## Start Working data

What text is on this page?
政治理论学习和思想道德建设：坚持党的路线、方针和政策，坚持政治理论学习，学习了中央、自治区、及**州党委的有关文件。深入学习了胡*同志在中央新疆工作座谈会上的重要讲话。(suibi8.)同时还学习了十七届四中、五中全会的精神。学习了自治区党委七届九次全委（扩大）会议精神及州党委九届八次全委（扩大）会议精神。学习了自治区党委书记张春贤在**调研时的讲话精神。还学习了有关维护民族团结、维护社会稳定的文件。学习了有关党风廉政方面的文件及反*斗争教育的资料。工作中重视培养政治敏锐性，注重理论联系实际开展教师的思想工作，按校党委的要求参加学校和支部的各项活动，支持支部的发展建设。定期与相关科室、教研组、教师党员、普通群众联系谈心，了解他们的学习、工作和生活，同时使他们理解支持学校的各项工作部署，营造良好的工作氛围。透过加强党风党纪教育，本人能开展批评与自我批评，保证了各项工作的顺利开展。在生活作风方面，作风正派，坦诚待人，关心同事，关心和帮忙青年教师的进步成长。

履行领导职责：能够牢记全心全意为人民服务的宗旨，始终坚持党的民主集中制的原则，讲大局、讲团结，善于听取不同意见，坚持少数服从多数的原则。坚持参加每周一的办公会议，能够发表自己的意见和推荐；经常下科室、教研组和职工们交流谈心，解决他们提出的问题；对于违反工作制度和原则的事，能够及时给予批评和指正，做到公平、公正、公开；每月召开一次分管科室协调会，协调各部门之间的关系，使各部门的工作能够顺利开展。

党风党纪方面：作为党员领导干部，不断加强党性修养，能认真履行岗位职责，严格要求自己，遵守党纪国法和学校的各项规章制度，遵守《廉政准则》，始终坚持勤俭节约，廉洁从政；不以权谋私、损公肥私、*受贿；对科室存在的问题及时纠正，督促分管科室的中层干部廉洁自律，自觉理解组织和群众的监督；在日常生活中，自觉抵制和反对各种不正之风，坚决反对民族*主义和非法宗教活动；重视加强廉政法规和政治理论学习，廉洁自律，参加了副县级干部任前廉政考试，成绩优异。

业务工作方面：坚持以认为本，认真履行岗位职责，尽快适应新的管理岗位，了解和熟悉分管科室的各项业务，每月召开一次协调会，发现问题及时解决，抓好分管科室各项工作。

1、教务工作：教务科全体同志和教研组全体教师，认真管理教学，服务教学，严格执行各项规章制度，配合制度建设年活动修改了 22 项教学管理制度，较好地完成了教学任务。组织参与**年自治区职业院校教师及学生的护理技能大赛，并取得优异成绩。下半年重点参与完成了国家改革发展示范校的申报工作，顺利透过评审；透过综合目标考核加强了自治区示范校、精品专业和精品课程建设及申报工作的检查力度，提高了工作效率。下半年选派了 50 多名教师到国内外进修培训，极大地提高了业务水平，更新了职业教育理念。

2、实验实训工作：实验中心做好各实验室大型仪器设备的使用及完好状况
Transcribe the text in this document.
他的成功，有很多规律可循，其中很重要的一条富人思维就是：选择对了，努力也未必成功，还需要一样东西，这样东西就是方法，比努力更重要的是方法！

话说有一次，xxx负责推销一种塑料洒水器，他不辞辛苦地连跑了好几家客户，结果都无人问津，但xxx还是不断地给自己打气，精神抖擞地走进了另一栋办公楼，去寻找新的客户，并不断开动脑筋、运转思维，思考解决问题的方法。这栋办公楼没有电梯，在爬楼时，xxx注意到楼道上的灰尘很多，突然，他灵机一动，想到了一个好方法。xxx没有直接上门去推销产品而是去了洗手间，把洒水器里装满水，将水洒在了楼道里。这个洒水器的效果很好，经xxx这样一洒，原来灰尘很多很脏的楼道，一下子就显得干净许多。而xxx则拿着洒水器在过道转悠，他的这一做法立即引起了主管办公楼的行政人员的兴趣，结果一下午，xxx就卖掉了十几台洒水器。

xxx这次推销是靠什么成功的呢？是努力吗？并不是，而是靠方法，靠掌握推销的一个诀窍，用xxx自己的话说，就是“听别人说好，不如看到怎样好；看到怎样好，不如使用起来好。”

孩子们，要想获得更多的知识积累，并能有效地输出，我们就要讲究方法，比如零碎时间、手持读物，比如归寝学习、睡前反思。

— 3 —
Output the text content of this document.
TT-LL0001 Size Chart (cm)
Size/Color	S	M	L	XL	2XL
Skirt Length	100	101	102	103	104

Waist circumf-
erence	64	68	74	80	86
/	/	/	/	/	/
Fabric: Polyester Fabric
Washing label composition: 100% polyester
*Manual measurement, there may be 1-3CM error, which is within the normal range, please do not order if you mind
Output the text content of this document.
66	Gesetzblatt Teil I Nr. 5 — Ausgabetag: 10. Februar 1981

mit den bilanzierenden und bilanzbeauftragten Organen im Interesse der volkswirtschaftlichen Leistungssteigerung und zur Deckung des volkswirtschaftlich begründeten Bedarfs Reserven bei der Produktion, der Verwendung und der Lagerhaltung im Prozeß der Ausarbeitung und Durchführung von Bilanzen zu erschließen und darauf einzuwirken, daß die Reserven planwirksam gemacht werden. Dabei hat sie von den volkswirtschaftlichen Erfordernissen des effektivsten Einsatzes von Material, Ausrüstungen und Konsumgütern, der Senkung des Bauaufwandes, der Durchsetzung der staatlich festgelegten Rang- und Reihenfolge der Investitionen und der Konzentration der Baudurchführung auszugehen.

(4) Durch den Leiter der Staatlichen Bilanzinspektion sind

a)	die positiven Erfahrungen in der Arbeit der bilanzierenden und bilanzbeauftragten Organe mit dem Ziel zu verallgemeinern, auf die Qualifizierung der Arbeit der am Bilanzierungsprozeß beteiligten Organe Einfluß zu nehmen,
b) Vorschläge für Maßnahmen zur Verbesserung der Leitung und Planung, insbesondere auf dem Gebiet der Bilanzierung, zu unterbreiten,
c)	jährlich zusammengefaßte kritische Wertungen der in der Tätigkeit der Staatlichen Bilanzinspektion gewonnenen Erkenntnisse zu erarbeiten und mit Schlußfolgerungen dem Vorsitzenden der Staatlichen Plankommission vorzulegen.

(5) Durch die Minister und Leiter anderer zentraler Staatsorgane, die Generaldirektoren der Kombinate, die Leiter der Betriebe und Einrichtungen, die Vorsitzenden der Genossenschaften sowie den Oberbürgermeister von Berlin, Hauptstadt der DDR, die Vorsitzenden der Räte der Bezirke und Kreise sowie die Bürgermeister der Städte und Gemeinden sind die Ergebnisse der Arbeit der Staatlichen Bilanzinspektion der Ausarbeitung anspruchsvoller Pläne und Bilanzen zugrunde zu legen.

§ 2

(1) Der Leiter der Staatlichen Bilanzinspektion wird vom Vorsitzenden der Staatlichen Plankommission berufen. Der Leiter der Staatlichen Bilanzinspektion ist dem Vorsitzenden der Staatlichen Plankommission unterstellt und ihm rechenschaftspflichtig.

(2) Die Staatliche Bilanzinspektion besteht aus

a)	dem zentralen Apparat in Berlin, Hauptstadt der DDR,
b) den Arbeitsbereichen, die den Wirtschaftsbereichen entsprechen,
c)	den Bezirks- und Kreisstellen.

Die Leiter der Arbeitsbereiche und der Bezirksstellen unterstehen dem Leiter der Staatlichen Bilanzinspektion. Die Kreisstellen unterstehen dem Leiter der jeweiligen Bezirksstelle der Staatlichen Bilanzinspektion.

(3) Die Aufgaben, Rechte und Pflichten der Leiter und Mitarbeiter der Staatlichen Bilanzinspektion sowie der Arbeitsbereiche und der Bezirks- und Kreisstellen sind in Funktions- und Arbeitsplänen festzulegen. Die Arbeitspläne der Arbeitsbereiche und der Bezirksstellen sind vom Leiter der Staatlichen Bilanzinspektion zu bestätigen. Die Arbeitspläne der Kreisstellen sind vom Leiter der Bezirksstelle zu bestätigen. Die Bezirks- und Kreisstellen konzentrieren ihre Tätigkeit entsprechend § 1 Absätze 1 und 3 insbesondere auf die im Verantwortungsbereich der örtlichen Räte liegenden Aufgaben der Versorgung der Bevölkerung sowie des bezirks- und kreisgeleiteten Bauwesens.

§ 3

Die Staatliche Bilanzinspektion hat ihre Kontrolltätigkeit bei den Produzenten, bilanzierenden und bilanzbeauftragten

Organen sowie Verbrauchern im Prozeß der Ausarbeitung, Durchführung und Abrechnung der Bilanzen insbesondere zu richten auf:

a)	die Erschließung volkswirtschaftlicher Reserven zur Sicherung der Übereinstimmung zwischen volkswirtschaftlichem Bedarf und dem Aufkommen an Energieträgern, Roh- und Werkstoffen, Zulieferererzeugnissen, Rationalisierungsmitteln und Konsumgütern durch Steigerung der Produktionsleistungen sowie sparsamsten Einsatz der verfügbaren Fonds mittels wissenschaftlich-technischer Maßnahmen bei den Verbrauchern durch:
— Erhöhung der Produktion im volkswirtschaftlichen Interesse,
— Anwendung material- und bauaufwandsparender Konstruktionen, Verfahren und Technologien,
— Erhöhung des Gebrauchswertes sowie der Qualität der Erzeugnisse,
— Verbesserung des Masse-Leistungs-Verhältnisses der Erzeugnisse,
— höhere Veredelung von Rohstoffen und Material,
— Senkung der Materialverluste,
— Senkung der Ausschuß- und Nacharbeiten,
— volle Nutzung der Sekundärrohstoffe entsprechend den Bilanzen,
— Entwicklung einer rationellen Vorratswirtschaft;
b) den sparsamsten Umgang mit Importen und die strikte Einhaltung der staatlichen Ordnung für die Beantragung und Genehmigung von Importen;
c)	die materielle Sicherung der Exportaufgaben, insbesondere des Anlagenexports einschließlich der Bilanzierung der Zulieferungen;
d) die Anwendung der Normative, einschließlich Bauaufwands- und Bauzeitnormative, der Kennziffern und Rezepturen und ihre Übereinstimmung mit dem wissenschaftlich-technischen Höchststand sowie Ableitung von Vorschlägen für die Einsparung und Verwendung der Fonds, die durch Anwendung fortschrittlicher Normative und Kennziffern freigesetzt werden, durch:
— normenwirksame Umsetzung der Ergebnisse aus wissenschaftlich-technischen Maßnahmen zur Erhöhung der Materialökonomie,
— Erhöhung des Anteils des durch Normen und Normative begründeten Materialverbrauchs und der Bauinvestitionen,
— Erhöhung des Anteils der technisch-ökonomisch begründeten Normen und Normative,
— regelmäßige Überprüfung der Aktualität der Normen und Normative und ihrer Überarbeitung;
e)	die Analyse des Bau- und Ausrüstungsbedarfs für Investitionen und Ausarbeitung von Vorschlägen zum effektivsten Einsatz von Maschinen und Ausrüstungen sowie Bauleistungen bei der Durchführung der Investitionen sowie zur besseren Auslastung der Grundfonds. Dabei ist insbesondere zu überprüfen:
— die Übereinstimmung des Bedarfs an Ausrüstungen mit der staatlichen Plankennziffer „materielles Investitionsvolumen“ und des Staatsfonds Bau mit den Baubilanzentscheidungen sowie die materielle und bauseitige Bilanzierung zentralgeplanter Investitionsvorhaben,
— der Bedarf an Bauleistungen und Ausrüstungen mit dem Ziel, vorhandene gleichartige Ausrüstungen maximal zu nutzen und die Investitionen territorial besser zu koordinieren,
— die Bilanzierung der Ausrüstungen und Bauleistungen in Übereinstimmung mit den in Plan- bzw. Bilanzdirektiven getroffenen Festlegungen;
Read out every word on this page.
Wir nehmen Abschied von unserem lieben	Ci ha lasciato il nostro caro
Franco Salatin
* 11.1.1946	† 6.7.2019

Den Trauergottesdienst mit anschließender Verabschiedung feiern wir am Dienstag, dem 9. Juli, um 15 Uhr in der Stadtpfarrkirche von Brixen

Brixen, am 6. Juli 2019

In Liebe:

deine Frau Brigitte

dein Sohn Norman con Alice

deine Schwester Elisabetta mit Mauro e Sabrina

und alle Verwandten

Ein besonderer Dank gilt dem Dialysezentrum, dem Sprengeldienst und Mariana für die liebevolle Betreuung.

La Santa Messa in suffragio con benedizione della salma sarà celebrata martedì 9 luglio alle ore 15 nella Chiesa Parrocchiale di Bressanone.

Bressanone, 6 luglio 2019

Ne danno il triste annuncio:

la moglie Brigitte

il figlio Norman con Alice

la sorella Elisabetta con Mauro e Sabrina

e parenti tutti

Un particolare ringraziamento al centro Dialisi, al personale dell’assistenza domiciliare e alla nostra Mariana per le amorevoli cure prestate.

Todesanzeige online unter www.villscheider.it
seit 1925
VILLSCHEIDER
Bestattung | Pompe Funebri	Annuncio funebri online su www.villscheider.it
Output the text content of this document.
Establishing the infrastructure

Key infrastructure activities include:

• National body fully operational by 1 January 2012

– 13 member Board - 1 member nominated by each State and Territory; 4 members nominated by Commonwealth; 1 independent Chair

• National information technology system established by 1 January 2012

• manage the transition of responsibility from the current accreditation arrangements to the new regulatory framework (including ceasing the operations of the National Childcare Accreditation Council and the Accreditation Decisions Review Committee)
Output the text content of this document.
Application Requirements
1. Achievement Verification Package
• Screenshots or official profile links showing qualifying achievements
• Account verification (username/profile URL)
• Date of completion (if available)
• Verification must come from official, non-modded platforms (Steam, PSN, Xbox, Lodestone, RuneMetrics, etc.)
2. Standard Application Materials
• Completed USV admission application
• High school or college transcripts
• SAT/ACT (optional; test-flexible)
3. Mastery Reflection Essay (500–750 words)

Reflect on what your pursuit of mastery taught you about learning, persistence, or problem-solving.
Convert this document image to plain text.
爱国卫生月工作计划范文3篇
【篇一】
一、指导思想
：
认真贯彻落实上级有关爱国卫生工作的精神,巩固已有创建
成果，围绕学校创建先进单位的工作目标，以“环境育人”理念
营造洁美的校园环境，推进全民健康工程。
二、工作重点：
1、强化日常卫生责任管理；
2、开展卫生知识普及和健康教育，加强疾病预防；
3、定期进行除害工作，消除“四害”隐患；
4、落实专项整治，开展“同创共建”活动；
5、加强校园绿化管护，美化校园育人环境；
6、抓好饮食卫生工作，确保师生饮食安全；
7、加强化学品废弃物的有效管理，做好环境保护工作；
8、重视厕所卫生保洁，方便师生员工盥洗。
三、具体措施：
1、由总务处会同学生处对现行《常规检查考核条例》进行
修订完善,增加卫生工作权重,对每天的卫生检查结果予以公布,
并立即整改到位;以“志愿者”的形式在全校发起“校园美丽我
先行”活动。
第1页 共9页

## End Working data

The request: Copy the lines from the entries above in which the word "luglio" appears.

Answer in full:
La Santa Messa in suffragio con benedizione della salma sarà celebrata martedì 9 luglio alle ore 15 nella Chiesa Parrocchiale di Bressanone.
Bressanone, 6 luglio 2019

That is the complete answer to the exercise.